この記事は私が2001年7月に上梓した一般人向けの本『その便秘こそ大腸ガンの黄信号』(祥伝社)からの抜粋です。昔の記事ですので今の考え方と違うところもありますが、あえて訂正せず原文のままでご紹介します。
その便秘こそ大腸ガンの黄信号

その便秘こそ大腸ガンの黄信号
 
  

あ と が き

 大腸ガンと便秘は、ほぼ同時に増えてきました。大腸ガンで命を落とす人をゼロにしたい。それと同時に、大腸ガンの原因となる便秘を解消したい。そういった願いをこめて、私はこの本を書きました。
 本書で繰り返し述べてきたとおり、食生活環境の欧米化に伴って日本人の食事は肉食中心となり、食物繊維の摂取も不足しています。さらにストレス、ダイエット、下剤の乱用、抗生剤、ビールなど、現代人の生活には、腸の環境を悪化させる原因がたくさんあります。それによって、若い人の腸内細菌環境までも、ウェルシュ菌や大腸菌といった悪玉菌優位の状態に変化して便秘となり、腐敗ガスの多い汚い腸になってきています。便秘がちで汚い腸の人は、便秘・大腸ガンになりやすいというだけでなく、頭痛や腹痛、ニキビや肌荒れ、また体臭や口臭がひどくなるなど、さまざまな症状に悩まされます。

抽出情報
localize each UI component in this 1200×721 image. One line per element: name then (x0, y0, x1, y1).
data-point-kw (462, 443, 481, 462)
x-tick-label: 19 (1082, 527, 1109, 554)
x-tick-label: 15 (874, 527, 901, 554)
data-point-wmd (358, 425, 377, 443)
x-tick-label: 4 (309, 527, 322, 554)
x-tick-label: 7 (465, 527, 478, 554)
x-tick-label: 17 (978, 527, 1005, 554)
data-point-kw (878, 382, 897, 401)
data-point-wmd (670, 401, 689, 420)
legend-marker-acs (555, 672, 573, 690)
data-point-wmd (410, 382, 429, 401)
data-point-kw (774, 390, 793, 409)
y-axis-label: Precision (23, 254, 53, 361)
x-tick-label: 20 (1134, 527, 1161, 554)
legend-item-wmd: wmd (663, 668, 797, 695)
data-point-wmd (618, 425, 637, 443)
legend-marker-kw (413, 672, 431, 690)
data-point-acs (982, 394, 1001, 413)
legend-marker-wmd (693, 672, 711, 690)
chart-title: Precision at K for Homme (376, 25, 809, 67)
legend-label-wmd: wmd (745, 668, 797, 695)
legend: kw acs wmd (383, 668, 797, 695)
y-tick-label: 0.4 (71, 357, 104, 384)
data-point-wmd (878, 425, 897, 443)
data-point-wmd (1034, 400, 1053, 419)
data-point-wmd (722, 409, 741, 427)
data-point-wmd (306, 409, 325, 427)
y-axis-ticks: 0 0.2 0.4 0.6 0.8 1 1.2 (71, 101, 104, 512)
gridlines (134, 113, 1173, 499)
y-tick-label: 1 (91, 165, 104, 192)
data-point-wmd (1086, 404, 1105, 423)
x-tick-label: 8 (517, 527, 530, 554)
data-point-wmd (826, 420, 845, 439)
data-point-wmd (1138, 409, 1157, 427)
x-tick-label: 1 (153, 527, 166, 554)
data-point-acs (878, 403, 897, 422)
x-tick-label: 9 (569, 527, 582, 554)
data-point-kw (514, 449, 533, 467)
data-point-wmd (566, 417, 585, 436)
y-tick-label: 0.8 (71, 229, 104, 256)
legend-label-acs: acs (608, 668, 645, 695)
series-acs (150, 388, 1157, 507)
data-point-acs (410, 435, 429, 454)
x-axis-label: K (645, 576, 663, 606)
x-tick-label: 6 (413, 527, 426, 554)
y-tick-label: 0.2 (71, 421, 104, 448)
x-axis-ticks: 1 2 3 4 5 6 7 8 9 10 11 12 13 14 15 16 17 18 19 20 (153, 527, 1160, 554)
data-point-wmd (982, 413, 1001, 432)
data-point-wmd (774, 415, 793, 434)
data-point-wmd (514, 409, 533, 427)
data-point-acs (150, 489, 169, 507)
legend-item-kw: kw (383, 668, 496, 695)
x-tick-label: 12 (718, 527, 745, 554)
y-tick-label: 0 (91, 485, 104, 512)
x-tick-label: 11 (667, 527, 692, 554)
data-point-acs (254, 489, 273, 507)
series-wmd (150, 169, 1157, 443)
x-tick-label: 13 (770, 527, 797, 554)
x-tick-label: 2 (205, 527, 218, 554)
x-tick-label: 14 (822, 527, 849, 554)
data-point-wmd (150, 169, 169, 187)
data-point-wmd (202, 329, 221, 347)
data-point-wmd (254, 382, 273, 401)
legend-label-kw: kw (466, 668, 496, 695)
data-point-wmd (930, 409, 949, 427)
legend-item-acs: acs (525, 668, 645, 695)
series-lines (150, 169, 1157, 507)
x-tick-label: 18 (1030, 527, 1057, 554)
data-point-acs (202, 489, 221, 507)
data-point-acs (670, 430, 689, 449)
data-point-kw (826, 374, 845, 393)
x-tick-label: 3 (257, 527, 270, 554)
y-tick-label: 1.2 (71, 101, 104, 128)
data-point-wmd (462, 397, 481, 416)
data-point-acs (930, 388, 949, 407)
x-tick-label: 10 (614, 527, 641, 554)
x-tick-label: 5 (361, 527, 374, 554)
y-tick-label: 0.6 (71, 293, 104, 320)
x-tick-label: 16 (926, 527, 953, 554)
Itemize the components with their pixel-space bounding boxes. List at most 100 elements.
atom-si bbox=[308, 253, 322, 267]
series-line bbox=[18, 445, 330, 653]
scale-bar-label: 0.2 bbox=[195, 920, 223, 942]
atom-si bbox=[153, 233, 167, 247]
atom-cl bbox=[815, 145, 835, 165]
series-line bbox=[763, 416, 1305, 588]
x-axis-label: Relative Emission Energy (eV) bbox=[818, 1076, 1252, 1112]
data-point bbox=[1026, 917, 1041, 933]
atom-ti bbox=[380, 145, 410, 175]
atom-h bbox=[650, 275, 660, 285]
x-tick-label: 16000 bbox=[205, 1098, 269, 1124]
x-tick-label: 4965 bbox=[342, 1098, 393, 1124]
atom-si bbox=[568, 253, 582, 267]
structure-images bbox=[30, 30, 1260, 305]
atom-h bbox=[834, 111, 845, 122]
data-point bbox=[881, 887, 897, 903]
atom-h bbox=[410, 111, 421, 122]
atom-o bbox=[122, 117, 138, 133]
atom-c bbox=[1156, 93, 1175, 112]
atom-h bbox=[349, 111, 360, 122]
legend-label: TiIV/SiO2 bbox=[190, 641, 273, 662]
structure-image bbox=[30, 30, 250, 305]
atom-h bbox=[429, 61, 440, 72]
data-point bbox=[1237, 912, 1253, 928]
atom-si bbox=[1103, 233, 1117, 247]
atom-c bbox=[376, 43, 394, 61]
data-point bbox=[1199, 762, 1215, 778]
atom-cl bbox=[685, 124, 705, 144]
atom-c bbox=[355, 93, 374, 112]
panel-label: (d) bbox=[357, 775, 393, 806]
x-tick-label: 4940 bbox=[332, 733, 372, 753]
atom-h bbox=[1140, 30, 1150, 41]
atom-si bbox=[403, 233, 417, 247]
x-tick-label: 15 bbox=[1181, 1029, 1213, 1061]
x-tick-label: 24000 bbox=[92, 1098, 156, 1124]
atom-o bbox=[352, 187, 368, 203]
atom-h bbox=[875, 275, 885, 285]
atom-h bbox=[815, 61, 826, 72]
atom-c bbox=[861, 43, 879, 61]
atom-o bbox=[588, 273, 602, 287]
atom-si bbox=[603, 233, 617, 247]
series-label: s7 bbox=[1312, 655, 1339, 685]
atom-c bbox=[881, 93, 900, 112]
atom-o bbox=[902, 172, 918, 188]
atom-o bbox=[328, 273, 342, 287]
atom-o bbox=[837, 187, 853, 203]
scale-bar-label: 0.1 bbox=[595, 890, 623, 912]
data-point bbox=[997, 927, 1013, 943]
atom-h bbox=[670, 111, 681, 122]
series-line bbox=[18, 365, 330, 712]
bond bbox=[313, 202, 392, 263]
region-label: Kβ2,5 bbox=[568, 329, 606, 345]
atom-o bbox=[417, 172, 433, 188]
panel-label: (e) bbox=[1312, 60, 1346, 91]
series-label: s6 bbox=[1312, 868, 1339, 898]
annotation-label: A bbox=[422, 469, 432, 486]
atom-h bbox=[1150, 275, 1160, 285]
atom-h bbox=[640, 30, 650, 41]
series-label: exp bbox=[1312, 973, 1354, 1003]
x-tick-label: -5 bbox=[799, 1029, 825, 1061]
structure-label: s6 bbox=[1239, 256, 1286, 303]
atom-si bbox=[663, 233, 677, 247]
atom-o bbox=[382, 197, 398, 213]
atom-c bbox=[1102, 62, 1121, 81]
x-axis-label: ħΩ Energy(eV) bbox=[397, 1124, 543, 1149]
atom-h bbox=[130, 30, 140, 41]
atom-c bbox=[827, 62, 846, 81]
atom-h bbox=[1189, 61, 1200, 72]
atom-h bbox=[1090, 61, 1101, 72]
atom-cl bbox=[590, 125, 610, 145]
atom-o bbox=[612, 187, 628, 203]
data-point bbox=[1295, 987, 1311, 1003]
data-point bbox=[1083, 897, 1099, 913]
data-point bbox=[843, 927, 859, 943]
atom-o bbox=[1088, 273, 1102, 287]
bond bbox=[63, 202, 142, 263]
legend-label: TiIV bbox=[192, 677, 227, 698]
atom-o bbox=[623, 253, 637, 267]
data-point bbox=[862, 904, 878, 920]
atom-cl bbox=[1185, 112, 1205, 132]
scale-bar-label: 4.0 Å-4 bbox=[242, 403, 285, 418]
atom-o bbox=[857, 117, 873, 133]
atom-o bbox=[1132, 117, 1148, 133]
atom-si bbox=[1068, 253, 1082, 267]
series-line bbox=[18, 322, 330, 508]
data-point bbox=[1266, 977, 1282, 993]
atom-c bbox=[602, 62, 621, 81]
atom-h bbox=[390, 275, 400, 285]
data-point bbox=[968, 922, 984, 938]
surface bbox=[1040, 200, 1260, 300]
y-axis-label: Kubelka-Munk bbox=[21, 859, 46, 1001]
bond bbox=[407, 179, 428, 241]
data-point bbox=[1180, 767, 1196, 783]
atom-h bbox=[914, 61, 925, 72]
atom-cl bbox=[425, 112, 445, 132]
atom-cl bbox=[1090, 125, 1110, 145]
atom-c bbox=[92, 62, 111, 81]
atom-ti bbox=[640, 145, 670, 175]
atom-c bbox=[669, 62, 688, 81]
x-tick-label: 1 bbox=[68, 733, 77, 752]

取り組む課題
便秘と大腸ガンについての抜粋を、最後の文の後から書き継ぐこと。 項目は本文とは別の資料である。

解答
 食生活習慣は時代の要請でもあり、一筋縄ではいかない問題だったのが、それを腸内環境の問題に置き換えると一転してシンプルな問題となります。便秘を解消し、大腸ガンになりにくい体質を作るためには、腸内環境を整えて、ビフィズス菌優位のきれいな腸を回復すればいいのです。それを短期間で行う画期的な方法が「腸洗浄」です。
 また、大腸ガンでぜったい死なないための保険として、三五歳を過ぎたら、少なくとも五年に一度の大腸内視鏡検査をお勧めします。今まで検査に恐怖心があった人や一度受けて懲りた人も、「水浸法」という大腸内視鏡検査法でやれば全く苦痛がありません。
 生まれついての便秘の人や、これまでどんな方法でも治らなかったような深刻な便秘の人は、腸の形が捻れていることがあります。「αループ法」は、腸の形を整える内視鏡的便秘治療法です。腸洗浄は自宅でもできますし、無痛大腸内視鏡検査では腸洗浄・水浸法・αループ法を一度に行います。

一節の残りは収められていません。